§ Exercise input:

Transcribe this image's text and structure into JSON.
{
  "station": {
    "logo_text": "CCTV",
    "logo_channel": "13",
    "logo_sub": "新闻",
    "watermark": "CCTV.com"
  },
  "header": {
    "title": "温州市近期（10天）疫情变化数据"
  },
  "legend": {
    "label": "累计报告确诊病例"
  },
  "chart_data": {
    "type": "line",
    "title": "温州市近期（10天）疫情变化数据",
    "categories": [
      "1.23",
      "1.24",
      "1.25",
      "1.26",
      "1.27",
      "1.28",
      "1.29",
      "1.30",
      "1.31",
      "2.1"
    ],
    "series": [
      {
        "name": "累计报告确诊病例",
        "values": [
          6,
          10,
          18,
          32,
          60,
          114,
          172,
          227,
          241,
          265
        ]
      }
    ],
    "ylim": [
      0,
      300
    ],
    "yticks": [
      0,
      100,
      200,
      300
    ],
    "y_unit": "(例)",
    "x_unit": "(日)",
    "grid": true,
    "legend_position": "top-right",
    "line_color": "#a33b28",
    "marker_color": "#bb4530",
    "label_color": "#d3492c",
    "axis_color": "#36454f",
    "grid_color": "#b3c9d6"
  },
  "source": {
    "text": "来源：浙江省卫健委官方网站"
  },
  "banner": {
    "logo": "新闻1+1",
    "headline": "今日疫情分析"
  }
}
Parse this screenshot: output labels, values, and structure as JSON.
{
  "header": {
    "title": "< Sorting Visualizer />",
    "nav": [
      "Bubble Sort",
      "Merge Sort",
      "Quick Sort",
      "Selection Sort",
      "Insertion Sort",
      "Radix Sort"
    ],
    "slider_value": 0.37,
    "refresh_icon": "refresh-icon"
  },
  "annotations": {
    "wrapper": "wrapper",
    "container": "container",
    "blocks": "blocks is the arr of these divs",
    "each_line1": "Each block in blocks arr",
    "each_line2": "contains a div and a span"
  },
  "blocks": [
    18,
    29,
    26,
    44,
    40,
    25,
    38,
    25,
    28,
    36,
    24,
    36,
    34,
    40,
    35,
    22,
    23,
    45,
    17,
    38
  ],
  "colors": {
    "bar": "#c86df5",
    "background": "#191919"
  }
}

§ To be done: Report each line of the material above where the word "疫情变化数据" appears.

§ Solution to the problem:
    "title": "温州市近期（10天）疫情变化数据"
    "title": "温州市近期（10天）疫情变化数据",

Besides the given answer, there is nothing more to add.